• Requirement
A single number is the answer here: how many lines of the entries contain "Developed"?

[Items listed in a dataset]
○ ○ ○

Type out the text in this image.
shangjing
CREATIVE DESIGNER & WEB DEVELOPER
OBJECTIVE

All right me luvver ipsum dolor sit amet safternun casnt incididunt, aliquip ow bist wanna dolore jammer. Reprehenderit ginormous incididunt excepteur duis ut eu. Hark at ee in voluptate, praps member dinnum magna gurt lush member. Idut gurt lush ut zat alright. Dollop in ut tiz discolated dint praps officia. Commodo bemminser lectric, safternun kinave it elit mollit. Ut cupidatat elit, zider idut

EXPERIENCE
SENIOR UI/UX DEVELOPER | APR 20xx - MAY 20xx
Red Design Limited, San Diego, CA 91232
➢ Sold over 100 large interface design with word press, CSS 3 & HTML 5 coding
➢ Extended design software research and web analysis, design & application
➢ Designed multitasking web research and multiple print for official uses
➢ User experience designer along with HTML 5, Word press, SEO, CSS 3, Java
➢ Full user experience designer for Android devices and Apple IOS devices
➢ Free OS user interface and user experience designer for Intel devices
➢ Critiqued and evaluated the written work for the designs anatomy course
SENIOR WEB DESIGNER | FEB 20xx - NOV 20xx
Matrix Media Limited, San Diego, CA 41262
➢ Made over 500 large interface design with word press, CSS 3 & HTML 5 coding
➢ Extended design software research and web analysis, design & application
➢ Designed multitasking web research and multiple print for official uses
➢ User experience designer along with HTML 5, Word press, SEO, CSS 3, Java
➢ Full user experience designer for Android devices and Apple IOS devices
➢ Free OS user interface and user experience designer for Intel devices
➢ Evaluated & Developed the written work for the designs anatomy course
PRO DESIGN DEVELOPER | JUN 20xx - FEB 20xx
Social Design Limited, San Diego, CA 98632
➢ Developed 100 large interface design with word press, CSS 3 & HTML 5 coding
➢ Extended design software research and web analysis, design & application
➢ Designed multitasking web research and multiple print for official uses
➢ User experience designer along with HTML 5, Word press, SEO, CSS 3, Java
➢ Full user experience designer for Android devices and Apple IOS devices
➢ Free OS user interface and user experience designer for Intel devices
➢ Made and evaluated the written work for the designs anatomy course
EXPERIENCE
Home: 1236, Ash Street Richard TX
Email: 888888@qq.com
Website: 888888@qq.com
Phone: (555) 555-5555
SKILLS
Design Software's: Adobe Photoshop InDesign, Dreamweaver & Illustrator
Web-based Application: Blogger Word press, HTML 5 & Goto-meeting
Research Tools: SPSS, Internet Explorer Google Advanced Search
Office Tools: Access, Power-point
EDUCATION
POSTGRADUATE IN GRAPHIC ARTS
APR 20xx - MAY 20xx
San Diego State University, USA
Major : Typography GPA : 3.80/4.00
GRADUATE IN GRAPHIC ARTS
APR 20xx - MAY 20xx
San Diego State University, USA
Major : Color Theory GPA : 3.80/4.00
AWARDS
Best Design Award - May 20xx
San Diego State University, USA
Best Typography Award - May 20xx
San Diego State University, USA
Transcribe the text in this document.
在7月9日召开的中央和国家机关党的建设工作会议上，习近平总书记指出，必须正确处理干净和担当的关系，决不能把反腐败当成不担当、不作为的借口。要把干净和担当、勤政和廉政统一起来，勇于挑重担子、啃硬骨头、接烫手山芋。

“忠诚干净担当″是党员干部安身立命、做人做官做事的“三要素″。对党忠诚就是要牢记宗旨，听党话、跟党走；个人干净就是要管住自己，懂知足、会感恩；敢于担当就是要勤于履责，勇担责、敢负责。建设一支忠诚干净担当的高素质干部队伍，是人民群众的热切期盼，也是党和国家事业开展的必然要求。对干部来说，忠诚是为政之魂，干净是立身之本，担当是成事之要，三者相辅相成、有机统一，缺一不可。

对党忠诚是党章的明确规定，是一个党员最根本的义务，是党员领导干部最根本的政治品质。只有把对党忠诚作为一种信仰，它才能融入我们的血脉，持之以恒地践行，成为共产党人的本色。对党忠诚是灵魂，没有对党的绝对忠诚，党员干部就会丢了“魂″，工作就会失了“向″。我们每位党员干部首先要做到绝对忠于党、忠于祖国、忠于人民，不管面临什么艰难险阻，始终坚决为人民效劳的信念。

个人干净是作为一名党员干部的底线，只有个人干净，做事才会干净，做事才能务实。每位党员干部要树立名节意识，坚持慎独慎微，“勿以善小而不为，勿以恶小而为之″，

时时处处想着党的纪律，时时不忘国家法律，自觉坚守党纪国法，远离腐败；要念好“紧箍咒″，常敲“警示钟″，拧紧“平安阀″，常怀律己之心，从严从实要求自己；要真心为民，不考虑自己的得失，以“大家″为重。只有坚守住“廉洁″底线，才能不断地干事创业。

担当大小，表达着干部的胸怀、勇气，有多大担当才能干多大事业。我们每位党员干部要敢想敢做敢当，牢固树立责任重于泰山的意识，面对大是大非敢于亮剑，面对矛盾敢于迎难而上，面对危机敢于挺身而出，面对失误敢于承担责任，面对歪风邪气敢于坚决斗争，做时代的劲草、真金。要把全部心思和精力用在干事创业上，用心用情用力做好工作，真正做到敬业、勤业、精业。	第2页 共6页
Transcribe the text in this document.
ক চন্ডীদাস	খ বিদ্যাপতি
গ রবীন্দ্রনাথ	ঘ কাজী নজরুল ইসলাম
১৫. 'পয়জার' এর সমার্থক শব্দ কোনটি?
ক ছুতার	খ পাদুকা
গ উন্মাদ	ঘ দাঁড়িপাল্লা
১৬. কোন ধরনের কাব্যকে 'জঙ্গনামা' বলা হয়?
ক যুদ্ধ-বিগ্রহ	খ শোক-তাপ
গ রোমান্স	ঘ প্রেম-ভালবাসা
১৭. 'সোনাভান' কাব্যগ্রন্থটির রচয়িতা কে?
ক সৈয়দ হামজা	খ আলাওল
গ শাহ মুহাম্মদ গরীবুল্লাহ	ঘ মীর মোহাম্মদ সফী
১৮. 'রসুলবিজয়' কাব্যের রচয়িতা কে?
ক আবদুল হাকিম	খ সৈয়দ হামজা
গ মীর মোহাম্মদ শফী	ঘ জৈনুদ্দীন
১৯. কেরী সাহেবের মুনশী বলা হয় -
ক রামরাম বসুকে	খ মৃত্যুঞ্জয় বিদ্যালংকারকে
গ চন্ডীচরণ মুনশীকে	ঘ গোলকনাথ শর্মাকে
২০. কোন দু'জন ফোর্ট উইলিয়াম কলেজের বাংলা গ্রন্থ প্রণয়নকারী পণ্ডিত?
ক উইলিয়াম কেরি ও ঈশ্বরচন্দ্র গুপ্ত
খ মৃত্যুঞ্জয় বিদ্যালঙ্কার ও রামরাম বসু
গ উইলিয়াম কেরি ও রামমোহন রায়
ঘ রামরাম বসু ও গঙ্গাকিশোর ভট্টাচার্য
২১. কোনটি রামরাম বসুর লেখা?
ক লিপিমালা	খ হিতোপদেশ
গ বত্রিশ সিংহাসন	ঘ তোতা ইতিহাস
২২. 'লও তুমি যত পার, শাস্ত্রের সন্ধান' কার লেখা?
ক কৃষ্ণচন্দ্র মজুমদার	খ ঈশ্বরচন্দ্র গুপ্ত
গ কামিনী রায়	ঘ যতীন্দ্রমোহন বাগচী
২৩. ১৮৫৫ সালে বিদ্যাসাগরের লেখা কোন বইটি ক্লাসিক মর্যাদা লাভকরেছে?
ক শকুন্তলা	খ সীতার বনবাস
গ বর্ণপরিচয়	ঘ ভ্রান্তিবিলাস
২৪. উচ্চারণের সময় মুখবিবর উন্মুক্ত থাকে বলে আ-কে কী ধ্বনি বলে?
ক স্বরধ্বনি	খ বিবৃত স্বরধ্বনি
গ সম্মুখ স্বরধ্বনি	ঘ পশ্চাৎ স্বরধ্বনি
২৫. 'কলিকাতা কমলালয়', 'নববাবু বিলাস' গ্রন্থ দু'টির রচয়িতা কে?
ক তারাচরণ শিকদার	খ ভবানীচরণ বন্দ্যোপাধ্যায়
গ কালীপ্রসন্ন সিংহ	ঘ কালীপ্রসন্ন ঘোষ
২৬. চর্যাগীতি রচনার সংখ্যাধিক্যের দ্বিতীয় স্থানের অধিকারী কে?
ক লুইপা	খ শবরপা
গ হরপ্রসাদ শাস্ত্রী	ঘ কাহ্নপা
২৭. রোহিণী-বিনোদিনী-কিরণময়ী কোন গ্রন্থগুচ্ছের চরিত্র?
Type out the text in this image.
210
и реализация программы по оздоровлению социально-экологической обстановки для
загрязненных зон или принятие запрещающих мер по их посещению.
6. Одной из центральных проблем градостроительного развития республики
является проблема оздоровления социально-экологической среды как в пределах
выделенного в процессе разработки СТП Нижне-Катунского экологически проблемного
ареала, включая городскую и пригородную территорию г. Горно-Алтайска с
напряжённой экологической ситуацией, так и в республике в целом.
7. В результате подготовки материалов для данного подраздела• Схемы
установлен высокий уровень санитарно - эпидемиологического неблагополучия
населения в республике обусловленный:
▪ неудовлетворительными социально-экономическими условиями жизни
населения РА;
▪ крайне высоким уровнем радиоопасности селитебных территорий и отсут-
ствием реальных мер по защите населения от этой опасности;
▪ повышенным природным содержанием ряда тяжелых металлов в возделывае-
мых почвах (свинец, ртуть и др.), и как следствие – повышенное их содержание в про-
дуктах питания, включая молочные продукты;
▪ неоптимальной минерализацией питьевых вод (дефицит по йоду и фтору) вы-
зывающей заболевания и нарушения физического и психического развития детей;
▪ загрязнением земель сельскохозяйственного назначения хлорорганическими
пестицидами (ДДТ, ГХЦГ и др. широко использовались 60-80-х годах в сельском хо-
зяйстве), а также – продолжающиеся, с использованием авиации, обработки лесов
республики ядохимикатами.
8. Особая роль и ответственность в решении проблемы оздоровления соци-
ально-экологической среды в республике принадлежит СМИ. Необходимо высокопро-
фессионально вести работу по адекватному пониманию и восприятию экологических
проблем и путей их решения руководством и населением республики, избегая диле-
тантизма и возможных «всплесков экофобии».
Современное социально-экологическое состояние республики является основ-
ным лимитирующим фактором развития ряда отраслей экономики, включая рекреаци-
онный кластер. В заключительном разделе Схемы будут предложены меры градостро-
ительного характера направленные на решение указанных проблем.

○ ○ ○

• Output below
2